- Given exercise
Select and copy out every line in the records containing "this".

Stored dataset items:
_____

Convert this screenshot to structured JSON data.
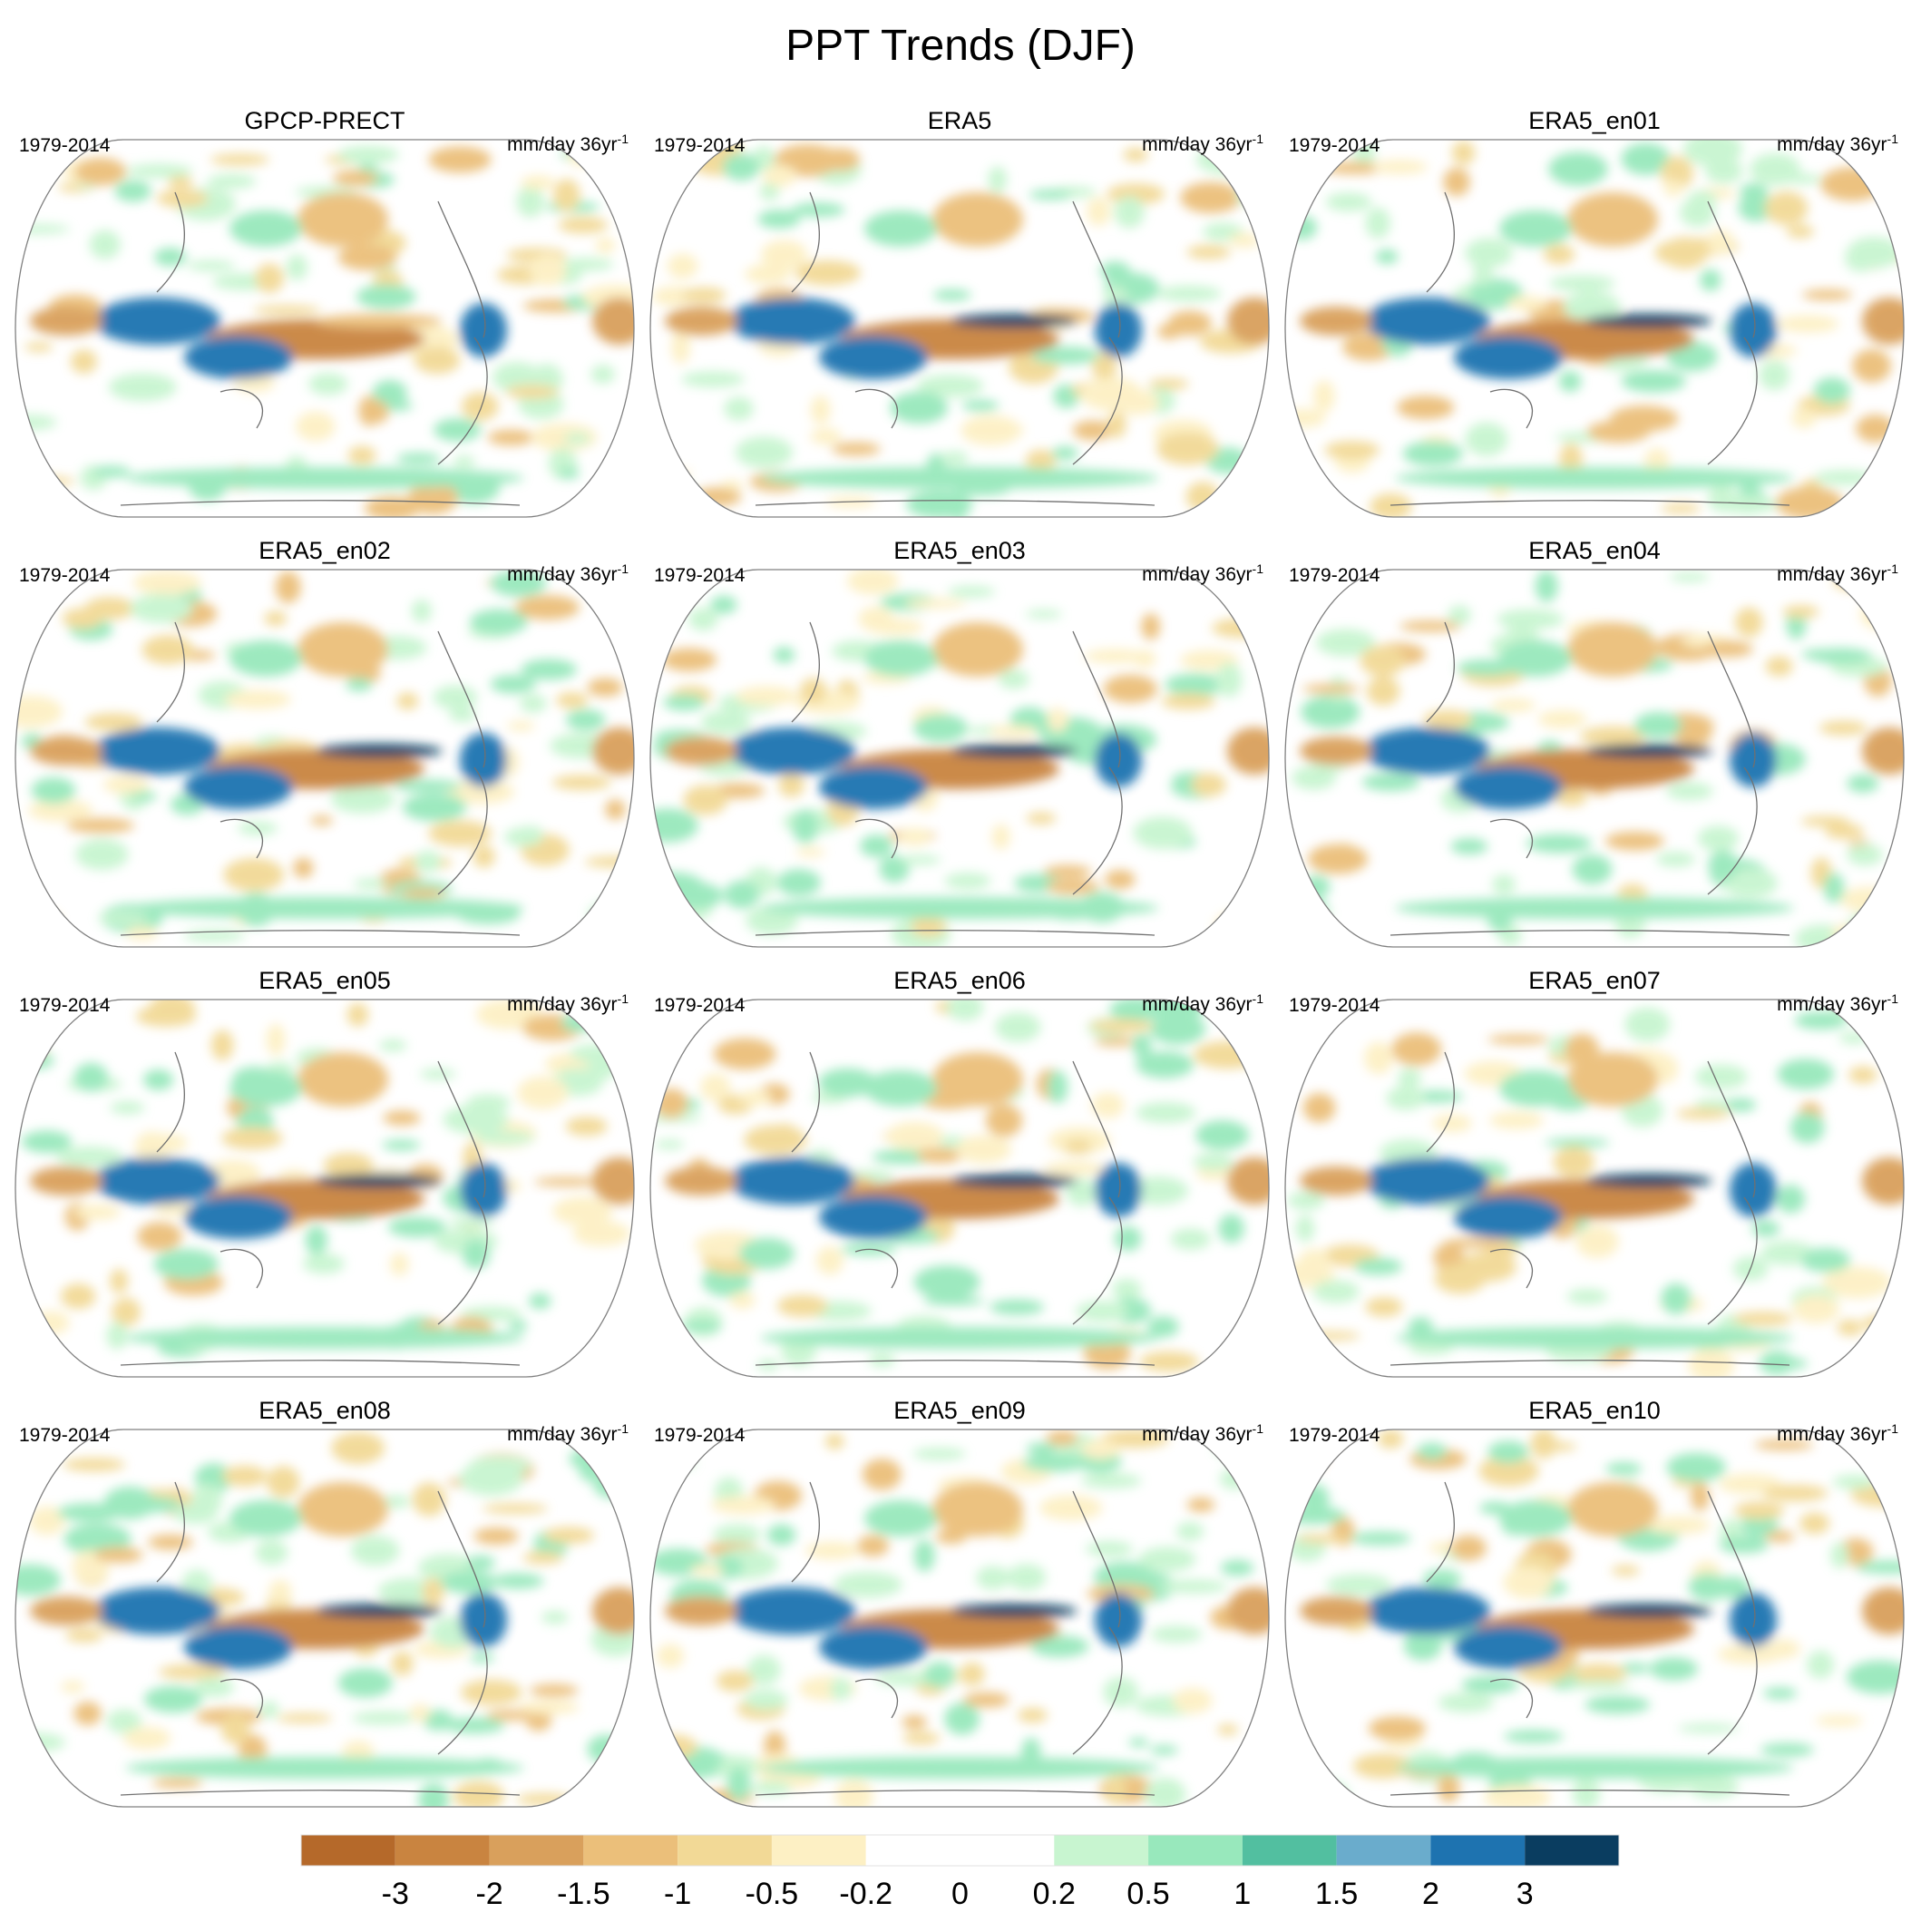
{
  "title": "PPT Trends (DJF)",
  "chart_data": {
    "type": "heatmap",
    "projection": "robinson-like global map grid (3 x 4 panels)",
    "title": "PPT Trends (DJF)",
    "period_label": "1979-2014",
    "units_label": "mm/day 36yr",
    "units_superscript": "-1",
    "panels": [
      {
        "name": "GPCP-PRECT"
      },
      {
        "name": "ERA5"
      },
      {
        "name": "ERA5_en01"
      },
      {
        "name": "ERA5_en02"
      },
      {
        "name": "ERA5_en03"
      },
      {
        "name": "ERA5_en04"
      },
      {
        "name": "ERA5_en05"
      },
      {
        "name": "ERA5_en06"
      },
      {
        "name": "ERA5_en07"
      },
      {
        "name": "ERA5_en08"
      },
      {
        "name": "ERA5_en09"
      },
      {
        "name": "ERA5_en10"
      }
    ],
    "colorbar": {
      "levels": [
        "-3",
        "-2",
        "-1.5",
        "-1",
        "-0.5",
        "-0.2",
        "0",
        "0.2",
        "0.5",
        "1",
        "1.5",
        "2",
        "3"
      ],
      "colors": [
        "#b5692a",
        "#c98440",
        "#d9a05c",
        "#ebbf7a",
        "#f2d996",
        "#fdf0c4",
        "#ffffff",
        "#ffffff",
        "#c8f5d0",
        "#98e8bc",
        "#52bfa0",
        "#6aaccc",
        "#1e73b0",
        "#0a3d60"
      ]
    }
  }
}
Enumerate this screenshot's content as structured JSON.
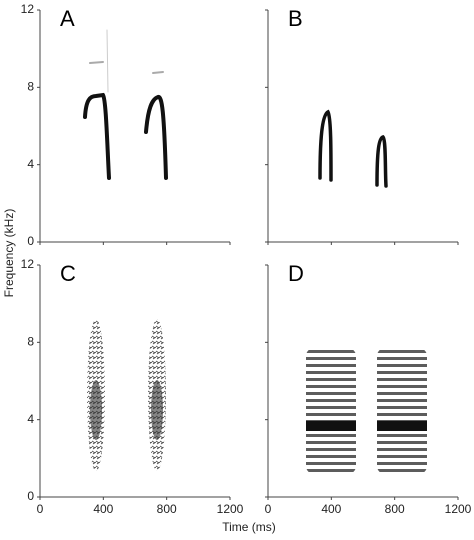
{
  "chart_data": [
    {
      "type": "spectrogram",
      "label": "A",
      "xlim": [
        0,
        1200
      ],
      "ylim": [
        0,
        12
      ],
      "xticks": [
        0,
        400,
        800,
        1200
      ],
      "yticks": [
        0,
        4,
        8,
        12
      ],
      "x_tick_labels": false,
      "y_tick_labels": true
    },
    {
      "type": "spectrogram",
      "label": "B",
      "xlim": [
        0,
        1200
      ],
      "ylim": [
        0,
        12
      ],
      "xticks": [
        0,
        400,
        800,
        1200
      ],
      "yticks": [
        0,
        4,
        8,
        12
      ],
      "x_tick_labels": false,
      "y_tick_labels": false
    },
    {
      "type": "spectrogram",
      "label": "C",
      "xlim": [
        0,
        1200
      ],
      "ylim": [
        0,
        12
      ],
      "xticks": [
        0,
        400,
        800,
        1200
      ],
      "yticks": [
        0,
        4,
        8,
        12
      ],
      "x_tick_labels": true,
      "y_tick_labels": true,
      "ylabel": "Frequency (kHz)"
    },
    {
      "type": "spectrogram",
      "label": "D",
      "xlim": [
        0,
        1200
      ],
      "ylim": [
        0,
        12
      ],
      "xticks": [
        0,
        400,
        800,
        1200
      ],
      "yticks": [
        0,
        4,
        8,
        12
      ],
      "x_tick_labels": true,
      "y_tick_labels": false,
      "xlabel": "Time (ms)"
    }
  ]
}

_____

- Result
Convert this screenshot to structured JSON data.
Enumerate this screenshot's content as structured JSON.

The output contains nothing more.